Given exercise:
Output all lines exactly.
##### Records for the exercise
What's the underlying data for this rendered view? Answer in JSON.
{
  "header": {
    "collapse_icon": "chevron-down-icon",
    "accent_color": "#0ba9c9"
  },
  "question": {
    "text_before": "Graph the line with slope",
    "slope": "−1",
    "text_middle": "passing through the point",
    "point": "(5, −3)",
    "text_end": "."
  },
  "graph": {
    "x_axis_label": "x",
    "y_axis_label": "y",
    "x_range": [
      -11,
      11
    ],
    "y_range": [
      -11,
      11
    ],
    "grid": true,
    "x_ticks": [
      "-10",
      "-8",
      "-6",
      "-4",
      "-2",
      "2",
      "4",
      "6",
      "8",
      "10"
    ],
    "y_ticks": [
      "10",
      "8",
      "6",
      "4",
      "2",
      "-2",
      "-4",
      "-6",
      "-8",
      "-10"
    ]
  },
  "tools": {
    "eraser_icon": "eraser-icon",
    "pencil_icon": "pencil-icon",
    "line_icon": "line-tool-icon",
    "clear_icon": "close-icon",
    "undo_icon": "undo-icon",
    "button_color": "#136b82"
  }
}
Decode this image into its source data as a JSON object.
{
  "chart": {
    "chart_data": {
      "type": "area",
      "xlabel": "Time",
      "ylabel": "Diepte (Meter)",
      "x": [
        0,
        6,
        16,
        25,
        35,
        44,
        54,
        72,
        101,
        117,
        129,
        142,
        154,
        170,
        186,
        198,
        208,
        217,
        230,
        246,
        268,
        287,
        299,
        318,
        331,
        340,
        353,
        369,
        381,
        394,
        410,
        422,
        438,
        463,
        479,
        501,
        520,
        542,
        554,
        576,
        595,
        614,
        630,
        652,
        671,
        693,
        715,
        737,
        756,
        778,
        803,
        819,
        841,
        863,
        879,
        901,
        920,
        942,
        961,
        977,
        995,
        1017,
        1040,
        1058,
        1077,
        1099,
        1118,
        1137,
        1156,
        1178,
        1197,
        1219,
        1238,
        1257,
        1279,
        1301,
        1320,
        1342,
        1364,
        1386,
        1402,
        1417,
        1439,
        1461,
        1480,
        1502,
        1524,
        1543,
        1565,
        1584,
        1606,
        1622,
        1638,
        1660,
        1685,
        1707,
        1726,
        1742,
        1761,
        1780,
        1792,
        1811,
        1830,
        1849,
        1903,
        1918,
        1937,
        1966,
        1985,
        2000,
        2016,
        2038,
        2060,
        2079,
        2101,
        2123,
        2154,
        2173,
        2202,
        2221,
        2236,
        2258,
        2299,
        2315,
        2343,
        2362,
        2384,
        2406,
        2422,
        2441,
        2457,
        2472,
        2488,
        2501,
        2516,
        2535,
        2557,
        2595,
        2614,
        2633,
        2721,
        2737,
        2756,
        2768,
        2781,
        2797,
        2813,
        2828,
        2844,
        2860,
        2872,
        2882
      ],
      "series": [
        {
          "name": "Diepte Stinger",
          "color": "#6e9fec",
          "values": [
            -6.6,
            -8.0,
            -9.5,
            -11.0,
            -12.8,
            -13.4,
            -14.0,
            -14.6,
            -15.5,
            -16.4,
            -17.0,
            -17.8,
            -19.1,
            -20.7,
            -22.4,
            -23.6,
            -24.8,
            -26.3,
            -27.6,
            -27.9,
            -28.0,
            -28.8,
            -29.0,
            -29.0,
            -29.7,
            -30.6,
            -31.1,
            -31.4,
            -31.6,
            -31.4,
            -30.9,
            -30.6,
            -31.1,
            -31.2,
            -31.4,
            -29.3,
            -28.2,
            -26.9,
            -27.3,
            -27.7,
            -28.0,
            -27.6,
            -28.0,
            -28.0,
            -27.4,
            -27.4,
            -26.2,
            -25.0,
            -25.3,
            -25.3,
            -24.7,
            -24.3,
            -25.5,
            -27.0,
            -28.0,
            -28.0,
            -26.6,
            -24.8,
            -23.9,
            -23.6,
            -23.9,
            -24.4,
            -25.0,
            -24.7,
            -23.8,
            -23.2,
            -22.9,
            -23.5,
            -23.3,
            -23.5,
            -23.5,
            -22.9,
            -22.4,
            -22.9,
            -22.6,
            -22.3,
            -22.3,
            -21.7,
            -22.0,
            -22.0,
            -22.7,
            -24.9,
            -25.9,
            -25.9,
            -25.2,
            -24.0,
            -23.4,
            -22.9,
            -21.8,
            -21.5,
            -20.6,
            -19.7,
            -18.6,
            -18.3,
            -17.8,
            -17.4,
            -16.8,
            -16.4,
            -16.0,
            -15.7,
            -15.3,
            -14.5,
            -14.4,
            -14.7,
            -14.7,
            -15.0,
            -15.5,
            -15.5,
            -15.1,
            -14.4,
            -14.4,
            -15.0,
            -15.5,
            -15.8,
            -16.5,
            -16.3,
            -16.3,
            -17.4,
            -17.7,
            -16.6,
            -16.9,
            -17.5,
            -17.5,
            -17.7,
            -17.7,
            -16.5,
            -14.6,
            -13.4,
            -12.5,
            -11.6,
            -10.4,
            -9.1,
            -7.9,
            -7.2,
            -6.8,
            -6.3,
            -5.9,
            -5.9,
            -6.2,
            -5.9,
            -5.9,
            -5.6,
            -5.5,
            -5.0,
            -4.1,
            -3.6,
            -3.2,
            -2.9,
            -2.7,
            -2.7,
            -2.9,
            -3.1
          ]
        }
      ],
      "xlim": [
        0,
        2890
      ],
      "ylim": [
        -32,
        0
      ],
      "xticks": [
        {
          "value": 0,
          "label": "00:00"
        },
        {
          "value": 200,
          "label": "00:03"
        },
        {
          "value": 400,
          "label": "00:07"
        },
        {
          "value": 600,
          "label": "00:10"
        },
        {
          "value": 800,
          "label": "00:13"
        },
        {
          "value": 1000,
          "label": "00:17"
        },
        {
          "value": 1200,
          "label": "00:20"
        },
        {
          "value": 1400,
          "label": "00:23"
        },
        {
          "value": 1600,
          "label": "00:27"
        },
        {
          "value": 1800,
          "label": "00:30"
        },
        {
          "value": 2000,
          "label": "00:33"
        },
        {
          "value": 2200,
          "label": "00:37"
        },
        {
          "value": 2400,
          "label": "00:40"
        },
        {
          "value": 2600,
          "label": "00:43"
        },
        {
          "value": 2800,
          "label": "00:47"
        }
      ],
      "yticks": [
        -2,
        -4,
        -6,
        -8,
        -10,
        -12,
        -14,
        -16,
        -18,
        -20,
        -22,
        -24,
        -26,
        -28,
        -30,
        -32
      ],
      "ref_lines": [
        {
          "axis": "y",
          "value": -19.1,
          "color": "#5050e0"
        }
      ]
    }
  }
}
##########
Correct answer:
What's the underlying data for this rendered view? Answer in JSON.
{
  "header": {
    "collapse_icon": "chevron-down-icon",
    "accent_color": "#0ba9c9"
  },
  "question": {
    "text_before": "Graph the line with slope",
    "slope": "−1",
    "text_middle": "passing through the point",
    "point": "(5, −3)",
    "text_end": "."
  },
  "graph": {
    "x_axis_label": "x",
    "y_axis_label": "y",
    "x_range": [
      -11,
      11
    ],
    "y_range": [
      -11,
      11
    ],
    "grid": true,
    "x_ticks": [
      "-10",
      "-8",
      "-6",
      "-4",
      "-2",
      "2",
      "4",
      "6",
      "8",
      "10"
    ],
    "y_ticks": [
      "10",
      "8",
      "6",
      "4",
      "2",
      "-2",
      "-4",
      "-6",
      "-8",
      "-10"
    ]
  },
  "tools": {
    "eraser_icon": "eraser-icon",
    "pencil_icon": "pencil-icon",
    "line_icon": "line-tool-icon",
    "clear_icon": "close-icon",
    "undo_icon": "undo-icon",
    "button_color": "#136b82"
  }
}
Decode this image into its source data as a JSON object.
{
  "chart": {
    "chart_data": {
      "type": "area",
      "xlabel": "Time",
      "ylabel": "Diepte (Meter)",
      "x": [
        0,
        6,
        16,
        25,
        35,
        44,
        54,
        72,
        101,
        117,
        129,
        142,
        154,
        170,
        186,
        198,
        208,
        217,
        230,
        246,
        268,
        287,
        299,
        318,
        331,
        340,
        353,
        369,
        381,
        394,
        410,
        422,
        438,
        463,
        479,
        501,
        520,
        542,
        554,
        576,
        595,
        614,
        630,
        652,
        671,
        693,
        715,
        737,
        756,
        778,
        803,
        819,
        841,
        863,
        879,
        901,
        920,
        942,
        961,
        977,
        995,
        1017,
        1040,
        1058,
        1077,
        1099,
        1118,
        1137,
        1156,
        1178,
        1197,
        1219,
        1238,
        1257,
        1279,
        1301,
        1320,
        1342,
        1364,
        1386,
        1402,
        1417,
        1439,
        1461,
        1480,
        1502,
        1524,
        1543,
        1565,
        1584,
        1606,
        1622,
        1638,
        1660,
        1685,
        1707,
        1726,
        1742,
        1761,
        1780,
        1792,
        1811,
        1830,
        1849,
        1903,
        1918,
        1937,
        1966,
        1985,
        2000,
        2016,
        2038,
        2060,
        2079,
        2101,
        2123,
        2154,
        2173,
        2202,
        2221,
        2236,
        2258,
        2299,
        2315,
        2343,
        2362,
        2384,
        2406,
        2422,
        2441,
        2457,
        2472,
        2488,
        2501,
        2516,
        2535,
        2557,
        2595,
        2614,
        2633,
        2721,
        2737,
        2756,
        2768,
        2781,
        2797,
        2813,
        2828,
        2844,
        2860,
        2872,
        2882
      ],
      "series": [
        {
          "name": "Diepte Stinger",
          "color": "#6e9fec",
          "values": [
            -6.6,
            -8.0,
            -9.5,
            -11.0,
            -12.8,
            -13.4,
            -14.0,
            -14.6,
            -15.5,
            -16.4,
            -17.0,
            -17.8,
            -19.1,
            -20.7,
            -22.4,
            -23.6,
            -24.8,
            -26.3,
            -27.6,
            -27.9,
            -28.0,
            -28.8,
            -29.0,
            -29.0,
            -29.7,
            -30.6,
            -31.1,
            -31.4,
            -31.6,
            -31.4,
            -30.9,
            -30.6,
            -31.1,
            -31.2,
            -31.4,
            -29.3,
            -28.2,
            -26.9,
            -27.3,
            -27.7,
            -28.0,
            -27.6,
            -28.0,
            -28.0,
            -27.4,
            -27.4,
            -26.2,
            -25.0,
            -25.3,
            -25.3,
            -24.7,
            -24.3,
            -25.5,
            -27.0,
            -28.0,
            -28.0,
            -26.6,
            -24.8,
            -23.9,
            -23.6,
            -23.9,
            -24.4,
            -25.0,
            -24.7,
            -23.8,
            -23.2,
            -22.9,
            -23.5,
            -23.3,
            -23.5,
            -23.5,
            -22.9,
            -22.4,
            -22.9,
            -22.6,
            -22.3,
            -22.3,
            -21.7,
            -22.0,
            -22.0,
            -22.7,
            -24.9,
            -25.9,
            -25.9,
            -25.2,
            -24.0,
            -23.4,
            -22.9,
            -21.8,
            -21.5,
            -20.6,
            -19.7,
            -18.6,
            -18.3,
            -17.8,
            -17.4,
            -16.8,
            -16.4,
            -16.0,
            -15.7,
            -15.3,
            -14.5,
            -14.4,
            -14.7,
            -14.7,
            -15.0,
            -15.5,
            -15.5,
            -15.1,
            -14.4,
            -14.4,
            -15.0,
            -15.5,
            -15.8,
            -16.5,
            -16.3,
            -16.3,
            -17.4,
            -17.7,
            -16.6,
            -16.9,
            -17.5,
            -17.5,
            -17.7,
            -17.7,
            -16.5,
            -14.6,
            -13.4,
            -12.5,
            -11.6,
            -10.4,
            -9.1,
            -7.9,
            -7.2,
            -6.8,
            -6.3,
            -5.9,
            -5.9,
            -6.2,
            -5.9,
            -5.9,
            -5.6,
            -5.5,
            -5.0,
            -4.1,
            -3.6,
            -3.2,
            -2.9,
            -2.7,
            -2.7,
            -2.9,
            -3.1
          ]
        }
      ],
      "xlim": [
        0,
        2890
      ],
      "ylim": [
        -32,
        0
      ],
      "xticks": [
        {
          "value": 0,
          "label": "00:00"
        },
        {
          "value": 200,
          "label": "00:03"
        },
        {
          "value": 400,
          "label": "00:07"
        },
        {
          "value": 600,
          "label": "00:10"
        },
        {
          "value": 800,
          "label": "00:13"
        },
        {
          "value": 1000,
          "label": "00:17"
        },
        {
          "value": 1200,
          "label": "00:20"
        },
        {
          "value": 1400,
          "label": "00:23"
        },
        {
          "value": 1600,
          "label": "00:27"
        },
        {
          "value": 1800,
          "label": "00:30"
        },
        {
          "value": 2000,
          "label": "00:33"
        },
        {
          "value": 2200,
          "label": "00:37"
        },
        {
          "value": 2400,
          "label": "00:40"
        },
        {
          "value": 2600,
          "label": "00:43"
        },
        {
          "value": 2800,
          "label": "00:47"
        }
      ],
      "yticks": [
        -2,
        -4,
        -6,
        -8,
        -10,
        -12,
        -14,
        -16,
        -18,
        -20,
        -22,
        -24,
        -26,
        -28,
        -30,
        -32
      ],
      "ref_lines": [
        {
          "axis": "y",
          "value": -19.1,
          "color": "#5050e0"
        }
      ]
    }
  }
}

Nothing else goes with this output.